— Start Raw data —
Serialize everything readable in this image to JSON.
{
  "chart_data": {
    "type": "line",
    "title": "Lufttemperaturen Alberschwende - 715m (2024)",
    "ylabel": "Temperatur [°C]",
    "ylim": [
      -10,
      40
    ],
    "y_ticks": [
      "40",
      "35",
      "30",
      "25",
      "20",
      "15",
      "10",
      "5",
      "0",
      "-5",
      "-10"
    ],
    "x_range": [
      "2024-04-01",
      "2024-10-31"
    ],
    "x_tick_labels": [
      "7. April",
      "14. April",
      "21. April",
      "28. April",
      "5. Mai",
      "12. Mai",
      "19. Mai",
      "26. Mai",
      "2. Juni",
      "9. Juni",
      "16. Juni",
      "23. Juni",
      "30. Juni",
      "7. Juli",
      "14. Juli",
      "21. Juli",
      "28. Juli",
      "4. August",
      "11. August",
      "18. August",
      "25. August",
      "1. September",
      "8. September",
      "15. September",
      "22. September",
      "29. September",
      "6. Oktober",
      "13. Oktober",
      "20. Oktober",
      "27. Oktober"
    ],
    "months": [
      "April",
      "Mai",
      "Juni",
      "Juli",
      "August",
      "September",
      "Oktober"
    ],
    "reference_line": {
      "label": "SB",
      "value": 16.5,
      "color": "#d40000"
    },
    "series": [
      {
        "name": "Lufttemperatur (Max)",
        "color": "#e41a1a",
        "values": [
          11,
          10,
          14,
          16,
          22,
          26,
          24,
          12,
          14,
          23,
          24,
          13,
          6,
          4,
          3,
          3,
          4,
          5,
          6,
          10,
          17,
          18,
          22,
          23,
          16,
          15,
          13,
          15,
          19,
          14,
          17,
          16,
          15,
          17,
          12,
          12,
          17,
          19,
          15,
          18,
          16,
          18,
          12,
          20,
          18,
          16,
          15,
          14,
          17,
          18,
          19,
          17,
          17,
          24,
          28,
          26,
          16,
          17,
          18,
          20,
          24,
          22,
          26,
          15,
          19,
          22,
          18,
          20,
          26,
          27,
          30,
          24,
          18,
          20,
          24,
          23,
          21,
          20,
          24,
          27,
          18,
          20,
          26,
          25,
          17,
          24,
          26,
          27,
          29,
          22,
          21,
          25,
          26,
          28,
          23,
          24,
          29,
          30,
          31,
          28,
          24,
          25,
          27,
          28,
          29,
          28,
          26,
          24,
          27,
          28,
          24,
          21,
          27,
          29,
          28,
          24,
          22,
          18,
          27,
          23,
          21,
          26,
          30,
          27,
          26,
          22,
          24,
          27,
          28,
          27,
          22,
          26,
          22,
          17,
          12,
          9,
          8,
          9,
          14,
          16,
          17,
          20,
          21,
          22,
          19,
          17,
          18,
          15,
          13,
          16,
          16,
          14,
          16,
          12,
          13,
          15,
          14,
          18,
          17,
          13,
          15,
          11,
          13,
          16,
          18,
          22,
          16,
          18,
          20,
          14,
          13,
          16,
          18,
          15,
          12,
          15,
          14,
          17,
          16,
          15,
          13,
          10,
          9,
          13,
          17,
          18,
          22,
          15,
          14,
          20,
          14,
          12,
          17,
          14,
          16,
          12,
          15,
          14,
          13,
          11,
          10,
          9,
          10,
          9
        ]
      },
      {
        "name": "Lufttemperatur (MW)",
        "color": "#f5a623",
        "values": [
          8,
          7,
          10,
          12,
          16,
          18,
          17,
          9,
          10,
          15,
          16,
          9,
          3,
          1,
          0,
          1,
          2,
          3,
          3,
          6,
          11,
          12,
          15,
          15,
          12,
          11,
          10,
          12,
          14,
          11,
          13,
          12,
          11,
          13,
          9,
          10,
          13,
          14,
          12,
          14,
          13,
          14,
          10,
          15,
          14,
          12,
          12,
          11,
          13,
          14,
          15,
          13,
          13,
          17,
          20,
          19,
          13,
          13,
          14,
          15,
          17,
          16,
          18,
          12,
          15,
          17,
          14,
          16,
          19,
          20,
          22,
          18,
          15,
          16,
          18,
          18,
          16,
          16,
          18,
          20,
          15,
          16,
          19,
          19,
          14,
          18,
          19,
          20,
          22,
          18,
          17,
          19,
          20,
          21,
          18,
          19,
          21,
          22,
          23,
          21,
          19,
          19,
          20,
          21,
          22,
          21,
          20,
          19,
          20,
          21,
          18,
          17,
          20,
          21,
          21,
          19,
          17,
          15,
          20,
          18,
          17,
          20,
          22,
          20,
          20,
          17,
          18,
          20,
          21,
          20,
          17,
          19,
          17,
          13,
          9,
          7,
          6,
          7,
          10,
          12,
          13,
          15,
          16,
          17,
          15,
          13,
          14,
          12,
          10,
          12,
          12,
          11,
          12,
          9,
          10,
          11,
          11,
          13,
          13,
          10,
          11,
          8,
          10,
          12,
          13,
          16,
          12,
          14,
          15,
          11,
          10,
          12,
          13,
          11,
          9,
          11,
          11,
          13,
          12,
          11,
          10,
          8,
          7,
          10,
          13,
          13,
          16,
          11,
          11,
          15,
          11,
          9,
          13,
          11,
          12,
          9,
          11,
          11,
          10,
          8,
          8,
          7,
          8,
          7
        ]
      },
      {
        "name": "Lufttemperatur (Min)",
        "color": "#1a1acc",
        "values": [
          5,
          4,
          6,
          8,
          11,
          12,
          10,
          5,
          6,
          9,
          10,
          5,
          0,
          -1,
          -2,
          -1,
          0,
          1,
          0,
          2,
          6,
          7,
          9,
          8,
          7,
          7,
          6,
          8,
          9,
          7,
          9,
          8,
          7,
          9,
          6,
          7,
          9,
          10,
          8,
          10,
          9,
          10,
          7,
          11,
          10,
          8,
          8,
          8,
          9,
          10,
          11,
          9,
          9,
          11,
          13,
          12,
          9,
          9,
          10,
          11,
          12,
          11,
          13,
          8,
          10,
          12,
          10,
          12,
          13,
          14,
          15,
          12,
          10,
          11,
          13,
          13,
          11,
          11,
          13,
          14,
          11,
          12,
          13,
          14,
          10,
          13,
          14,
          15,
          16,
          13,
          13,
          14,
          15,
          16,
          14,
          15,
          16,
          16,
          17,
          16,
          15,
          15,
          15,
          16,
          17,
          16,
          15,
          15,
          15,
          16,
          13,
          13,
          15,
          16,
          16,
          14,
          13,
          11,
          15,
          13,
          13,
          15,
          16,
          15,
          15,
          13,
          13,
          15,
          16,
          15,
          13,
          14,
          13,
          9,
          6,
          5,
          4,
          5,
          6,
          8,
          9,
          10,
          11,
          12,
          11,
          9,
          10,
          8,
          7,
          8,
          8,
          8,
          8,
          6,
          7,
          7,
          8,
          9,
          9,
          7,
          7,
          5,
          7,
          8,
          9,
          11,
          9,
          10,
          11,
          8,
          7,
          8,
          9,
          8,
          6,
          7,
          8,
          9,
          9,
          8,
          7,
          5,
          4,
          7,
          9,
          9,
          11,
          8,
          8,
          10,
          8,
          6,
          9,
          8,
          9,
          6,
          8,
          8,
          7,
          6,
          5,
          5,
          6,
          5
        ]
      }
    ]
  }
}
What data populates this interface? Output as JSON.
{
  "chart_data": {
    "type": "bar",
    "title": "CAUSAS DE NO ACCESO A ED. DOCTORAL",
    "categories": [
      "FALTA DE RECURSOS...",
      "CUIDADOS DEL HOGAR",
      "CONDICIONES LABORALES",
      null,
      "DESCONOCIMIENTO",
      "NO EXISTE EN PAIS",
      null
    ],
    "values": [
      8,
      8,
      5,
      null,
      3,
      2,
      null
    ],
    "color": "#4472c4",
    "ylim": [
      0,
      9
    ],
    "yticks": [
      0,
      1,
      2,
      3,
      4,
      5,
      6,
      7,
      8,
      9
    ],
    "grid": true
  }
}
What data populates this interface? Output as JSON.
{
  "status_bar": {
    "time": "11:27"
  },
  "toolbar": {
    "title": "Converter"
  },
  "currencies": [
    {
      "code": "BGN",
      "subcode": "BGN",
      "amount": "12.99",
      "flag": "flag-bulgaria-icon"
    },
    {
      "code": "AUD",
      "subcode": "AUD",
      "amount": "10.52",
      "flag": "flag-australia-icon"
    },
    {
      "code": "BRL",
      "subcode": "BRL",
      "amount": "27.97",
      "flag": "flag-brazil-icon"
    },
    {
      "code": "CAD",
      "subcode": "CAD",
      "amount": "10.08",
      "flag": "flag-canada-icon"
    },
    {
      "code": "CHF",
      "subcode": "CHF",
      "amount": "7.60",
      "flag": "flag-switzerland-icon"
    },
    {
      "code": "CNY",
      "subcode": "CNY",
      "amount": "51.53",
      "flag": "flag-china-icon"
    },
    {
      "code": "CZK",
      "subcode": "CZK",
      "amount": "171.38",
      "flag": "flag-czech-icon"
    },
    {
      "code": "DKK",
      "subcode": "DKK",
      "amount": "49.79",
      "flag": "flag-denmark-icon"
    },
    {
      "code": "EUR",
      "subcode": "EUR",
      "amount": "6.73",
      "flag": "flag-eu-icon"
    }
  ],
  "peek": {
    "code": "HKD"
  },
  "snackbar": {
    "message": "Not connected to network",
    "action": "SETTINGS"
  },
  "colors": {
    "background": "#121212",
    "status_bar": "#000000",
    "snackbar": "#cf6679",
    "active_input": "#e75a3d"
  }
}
— End Raw data —
_Stated task:_ Find the string "subcode" in the entries above and return each line that holds it.

_Result of this task:_
      "subcode": "BGN",
      "subcode": "AUD",
      "subcode": "BRL",
      "subcode": "CAD",
      "subcode": "CHF",
      "subcode": "CNY",
      "subcode": "CZK",
      "subcode": "DKK",
      "subcode": "EUR",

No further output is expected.